Ahora tengo más de ochenta años, y ya pasaron veinticinco años desde que salí de Pyongyang. Desde la guerra de Corea, cuando apenas sobreviví a los intensos combates contra las tropas estadounidenses, mi vida ha sido precaria. Todo lo que quiero ahora es ver al pueblo de Corea del Norte viviendo en libertad y en el amor de Jesús, aunque solo sea por un día. Esta es mi historia.
Escuela dominical
Mi madre tuvo ocho hijos en total, pero perdió dos por causa del sarampión. Temprano en las mañanas del domingo, ella solía despertarme —solo a mí, el menor de todos—, y lavarme con agua calentada en una tetera, vestirme con ropa limpia y cortarme las uñas de manos y pies. Luego sacaba cenizas de la chimenea de la cocina y pulía las monedas para la ofrenda de la iglesia, hasta que brillaran antes de ponerlas en mi bolsillo. Me diría que me mantuviera derecho y cantara fuerte los himnos en la escuela dominical. Todavía puedo recordar sus palabras:
A lo largo de otra semana
Dios nos ha protegido en nuestra debilidad.
En este día feliz, amado amigo,
con gusto tomo tu mano.
Vamos a alabar la gracia de Dios,
Vamos a estudiar la Palabra de Dios.
El nombre de mi madre era Lee Geum-nyo, que significa: «mujer de seda». Como su nombre, era tan tierna y buena como la seda. Era una costurera hábil y hacía ropa para todos en el vecindario. Siempre que la gente necesitaba ropa hecha con materiales que eran difíciles de trabajar, como la seda o el ramio, el trabajo le llegaba a ella.
Desde el tiempo en que tuve edad suficiente para estar consciente, mi madre sufrió de una enfermedad crónica (resultó ser cáncer). Una dura noche de invierno —yo tenía catorce años—, miraba a sus hijos uno tras otro. Luego, de repente, me abrazó y oró: «Padre Dios, ¿por qué me llevas ahora tan pronto? ¿Cómo puedo dejarlos tan jóvenes? Por favor cuida de mis hijos. Por favor permite que mi hijo menor se convierta en pastor». Mientras ella oraba, sus cálidas lágrimas caían sobre mis mejillas. Esa noche mi madre murió, tenía cuarenta y cinco años de edad.

┄┄┄┄┄┄

#### [Tarea 1]
En el texto del ejercicio, ¿por qué causa perdió la madre a dos de sus hijos?
#### [Tarea 2]
Escribe sin cambios el fragmento del texto del ejercicio que empieza en las palabras "Vamos a alabar" y termina después de "llegaba a ella.".

#### [Datos disponibles]
┄┄┄┄┄┄

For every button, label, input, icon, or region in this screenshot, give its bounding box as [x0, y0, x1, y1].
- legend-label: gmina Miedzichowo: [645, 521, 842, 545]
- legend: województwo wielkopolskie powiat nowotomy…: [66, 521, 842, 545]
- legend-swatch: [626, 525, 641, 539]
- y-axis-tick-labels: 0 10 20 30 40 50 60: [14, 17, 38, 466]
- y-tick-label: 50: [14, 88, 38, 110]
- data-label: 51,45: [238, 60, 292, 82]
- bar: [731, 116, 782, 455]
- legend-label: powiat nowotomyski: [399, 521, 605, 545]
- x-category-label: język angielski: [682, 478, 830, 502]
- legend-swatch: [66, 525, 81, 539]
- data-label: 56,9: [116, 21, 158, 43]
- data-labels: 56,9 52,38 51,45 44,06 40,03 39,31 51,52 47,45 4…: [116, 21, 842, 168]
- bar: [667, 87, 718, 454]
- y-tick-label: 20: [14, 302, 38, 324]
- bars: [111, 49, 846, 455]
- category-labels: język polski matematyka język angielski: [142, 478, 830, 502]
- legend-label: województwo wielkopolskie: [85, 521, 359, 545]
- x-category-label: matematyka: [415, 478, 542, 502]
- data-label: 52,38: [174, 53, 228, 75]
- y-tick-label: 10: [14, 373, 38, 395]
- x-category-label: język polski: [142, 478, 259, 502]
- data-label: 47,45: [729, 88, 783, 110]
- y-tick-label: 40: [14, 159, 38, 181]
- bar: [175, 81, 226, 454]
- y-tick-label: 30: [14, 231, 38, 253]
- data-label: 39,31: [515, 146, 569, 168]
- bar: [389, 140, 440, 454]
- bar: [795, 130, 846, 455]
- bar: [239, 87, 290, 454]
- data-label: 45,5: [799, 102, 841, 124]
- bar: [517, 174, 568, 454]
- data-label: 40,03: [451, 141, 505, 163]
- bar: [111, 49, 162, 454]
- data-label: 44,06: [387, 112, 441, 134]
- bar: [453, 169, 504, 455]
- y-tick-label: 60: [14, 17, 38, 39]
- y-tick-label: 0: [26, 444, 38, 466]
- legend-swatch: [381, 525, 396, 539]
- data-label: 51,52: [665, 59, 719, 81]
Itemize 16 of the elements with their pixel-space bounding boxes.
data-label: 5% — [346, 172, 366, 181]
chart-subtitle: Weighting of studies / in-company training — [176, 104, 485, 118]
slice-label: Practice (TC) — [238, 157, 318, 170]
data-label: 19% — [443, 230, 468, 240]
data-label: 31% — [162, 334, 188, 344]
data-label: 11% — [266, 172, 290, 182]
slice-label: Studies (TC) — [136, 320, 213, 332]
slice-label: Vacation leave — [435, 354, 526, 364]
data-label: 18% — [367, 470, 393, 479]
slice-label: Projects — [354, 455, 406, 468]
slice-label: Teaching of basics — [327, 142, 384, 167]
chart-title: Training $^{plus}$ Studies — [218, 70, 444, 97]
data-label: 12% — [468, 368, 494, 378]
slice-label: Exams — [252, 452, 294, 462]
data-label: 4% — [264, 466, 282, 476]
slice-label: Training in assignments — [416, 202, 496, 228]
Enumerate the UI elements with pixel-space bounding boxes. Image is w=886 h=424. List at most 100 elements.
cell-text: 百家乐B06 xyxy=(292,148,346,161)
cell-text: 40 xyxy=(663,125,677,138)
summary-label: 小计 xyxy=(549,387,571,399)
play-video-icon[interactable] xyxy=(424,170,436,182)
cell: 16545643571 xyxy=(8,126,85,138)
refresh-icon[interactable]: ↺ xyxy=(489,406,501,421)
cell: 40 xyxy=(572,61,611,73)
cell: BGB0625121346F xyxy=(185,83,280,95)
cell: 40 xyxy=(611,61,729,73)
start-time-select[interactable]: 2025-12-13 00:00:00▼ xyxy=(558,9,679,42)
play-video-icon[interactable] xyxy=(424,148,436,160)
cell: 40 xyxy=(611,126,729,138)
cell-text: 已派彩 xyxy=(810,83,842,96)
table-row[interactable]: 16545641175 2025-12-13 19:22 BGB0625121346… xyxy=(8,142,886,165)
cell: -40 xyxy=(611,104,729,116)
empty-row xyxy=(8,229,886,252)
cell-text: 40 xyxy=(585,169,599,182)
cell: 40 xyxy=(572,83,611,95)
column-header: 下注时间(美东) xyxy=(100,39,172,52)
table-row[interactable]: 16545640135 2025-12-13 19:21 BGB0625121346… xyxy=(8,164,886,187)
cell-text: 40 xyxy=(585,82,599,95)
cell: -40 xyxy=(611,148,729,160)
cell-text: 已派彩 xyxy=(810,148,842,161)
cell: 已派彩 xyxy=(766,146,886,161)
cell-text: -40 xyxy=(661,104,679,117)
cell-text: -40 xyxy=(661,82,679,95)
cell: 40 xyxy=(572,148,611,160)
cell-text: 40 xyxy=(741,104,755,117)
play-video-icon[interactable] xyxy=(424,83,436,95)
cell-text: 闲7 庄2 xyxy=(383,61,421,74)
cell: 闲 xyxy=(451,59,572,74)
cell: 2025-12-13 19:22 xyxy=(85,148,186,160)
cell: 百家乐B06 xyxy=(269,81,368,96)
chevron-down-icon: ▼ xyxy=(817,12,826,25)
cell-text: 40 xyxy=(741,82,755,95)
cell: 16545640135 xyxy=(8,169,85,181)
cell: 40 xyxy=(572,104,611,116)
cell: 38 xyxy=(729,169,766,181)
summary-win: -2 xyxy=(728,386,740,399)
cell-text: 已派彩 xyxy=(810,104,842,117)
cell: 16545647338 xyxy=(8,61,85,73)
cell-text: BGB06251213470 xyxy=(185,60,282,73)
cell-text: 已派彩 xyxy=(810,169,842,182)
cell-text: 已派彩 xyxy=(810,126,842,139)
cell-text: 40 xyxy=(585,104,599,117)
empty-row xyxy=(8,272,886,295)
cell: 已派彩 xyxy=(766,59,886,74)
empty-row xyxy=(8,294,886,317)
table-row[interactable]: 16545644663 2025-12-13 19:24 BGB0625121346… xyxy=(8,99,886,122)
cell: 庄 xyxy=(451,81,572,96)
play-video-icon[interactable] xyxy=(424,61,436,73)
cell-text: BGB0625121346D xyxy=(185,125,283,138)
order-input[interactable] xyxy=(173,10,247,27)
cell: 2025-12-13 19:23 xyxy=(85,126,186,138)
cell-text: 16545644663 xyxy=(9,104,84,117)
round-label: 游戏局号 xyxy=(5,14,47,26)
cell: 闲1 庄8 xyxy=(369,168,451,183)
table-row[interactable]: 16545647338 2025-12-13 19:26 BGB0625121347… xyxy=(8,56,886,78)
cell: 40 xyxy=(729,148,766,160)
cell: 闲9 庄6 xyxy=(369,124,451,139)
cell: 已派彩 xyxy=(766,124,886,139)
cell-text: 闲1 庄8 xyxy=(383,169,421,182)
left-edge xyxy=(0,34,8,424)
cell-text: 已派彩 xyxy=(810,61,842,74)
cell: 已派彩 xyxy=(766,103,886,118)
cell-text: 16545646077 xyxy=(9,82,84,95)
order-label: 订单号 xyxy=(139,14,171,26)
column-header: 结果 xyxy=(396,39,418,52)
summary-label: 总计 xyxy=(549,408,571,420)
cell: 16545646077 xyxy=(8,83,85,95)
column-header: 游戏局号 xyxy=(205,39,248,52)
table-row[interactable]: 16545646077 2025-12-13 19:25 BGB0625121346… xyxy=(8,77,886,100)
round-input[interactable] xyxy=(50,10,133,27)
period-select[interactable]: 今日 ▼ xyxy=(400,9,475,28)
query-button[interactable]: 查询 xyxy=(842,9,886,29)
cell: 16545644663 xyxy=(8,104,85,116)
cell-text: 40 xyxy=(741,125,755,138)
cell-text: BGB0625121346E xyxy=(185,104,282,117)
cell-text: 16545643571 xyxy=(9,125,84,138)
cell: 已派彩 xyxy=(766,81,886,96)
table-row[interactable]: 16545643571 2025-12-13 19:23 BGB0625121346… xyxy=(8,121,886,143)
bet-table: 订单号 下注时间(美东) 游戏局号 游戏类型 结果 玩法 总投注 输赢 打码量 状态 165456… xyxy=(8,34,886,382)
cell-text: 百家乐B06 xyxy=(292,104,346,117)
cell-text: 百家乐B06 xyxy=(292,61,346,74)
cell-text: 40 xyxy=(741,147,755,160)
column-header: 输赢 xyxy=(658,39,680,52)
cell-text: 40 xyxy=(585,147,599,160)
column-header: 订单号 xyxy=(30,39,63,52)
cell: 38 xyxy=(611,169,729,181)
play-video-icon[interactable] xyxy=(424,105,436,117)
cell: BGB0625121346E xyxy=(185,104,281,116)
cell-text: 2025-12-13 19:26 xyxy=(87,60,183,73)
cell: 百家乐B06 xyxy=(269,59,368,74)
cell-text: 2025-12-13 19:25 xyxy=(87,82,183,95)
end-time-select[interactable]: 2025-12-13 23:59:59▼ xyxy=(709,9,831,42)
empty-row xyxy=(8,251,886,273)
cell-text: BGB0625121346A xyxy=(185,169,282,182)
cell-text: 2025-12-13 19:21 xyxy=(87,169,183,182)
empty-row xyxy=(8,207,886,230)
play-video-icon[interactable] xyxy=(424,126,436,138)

┄┄┄┄┄┄

#### [Respuesta del ejercicio 1]
Por causa del sarampión.

#### [Respuesta del ejercicio 2]
Vamos a alabar la gracia de Dios,
Vamos a estudiar la Palabra de Dios.
El nombre de mi madre era Lee Geum-nyo, que significa: «mujer de seda». Como su nombre, era tan tierna y buena como la seda. Era una costurera hábil y hacía ropa para todos en el vecindario. Siempre que la gente necesitaba ropa hecha con materiales que eran difíciles de trabajar, como la seda o el ramio, el trabajo le llegaba a ella.